INPUT ROWS ->
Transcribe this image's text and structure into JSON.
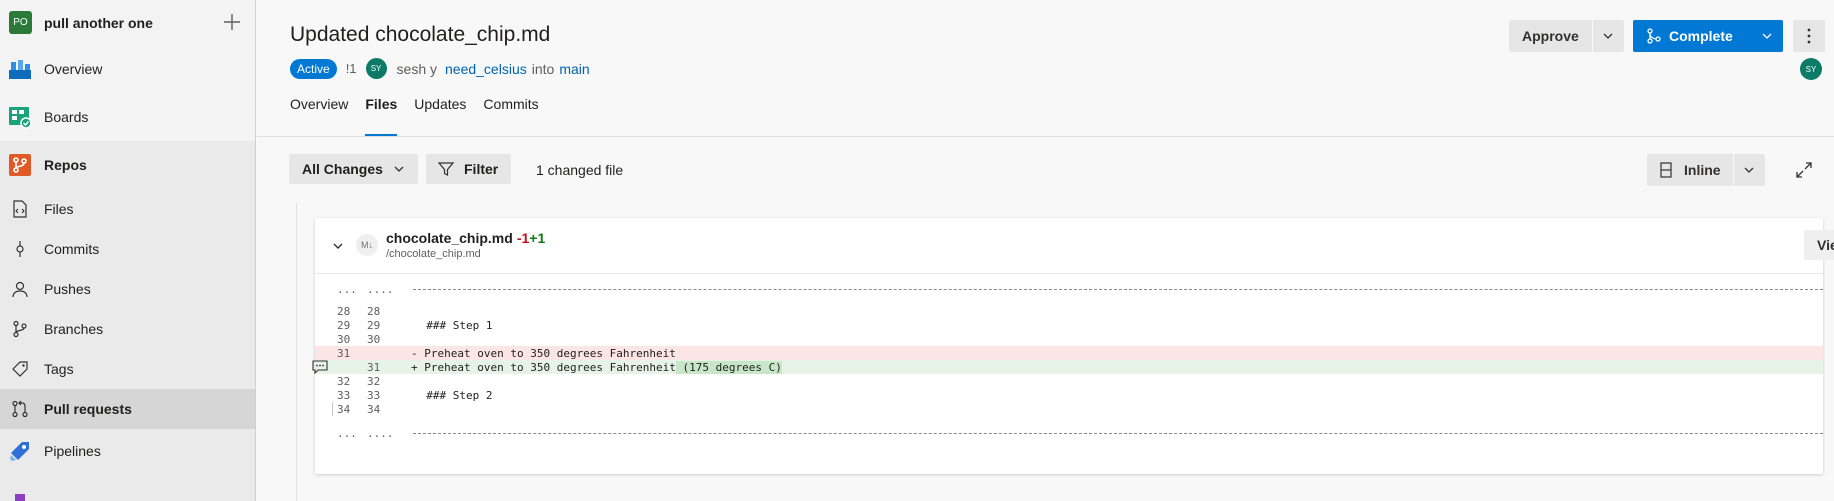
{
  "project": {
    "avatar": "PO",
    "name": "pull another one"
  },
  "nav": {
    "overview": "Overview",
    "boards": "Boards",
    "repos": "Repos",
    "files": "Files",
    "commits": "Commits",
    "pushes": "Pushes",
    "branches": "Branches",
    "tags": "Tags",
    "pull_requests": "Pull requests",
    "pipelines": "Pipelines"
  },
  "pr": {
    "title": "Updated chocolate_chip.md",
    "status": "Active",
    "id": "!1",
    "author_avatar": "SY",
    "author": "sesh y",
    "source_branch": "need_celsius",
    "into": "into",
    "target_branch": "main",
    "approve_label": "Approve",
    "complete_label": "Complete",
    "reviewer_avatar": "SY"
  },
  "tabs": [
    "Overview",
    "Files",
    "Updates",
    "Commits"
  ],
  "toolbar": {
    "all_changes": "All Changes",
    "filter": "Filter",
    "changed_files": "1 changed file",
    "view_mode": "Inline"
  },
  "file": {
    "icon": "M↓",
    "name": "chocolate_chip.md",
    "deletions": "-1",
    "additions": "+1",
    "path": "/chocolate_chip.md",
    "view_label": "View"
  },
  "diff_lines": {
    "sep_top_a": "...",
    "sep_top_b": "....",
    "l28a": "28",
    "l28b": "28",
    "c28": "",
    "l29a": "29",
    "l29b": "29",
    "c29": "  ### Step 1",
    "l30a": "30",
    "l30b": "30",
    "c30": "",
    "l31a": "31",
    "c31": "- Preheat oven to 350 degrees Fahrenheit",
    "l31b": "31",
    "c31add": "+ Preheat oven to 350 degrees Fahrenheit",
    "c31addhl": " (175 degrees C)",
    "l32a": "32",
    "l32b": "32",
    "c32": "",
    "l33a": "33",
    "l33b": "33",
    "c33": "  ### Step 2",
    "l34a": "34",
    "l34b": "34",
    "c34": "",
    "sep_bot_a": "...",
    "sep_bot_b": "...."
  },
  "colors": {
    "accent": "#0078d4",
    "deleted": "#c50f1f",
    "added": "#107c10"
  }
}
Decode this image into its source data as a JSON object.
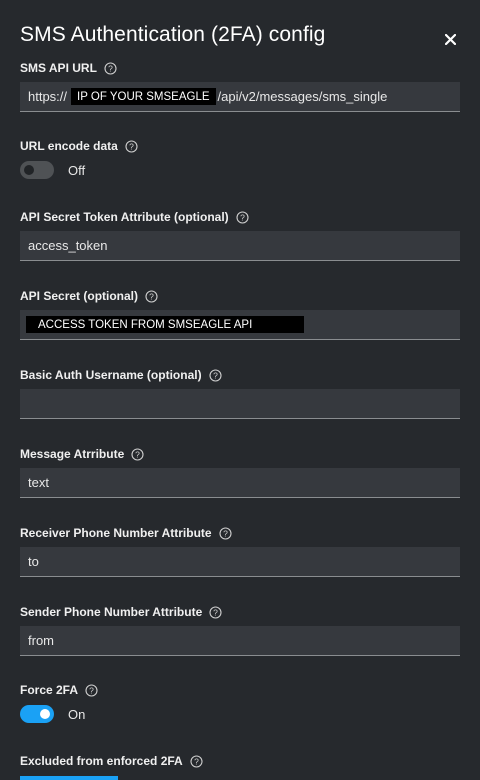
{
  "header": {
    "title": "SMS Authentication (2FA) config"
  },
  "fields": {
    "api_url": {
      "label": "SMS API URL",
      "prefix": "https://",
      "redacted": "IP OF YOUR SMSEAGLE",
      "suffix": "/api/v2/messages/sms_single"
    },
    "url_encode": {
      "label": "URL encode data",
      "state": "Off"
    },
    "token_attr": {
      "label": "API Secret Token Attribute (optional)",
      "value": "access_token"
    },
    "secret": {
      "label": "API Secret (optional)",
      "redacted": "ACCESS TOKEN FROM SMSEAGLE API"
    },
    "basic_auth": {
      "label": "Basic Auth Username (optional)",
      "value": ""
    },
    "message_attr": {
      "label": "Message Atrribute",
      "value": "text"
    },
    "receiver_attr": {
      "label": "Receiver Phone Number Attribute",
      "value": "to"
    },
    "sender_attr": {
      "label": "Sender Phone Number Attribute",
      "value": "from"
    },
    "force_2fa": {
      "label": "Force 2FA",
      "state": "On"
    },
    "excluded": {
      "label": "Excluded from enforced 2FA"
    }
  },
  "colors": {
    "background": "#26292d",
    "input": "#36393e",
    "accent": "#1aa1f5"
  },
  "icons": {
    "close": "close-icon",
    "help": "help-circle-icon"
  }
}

DO THIS ->
For the string "value", count the lines of the entries above that include it; answer with the number only.

COMPLETE OUTPUT ->
5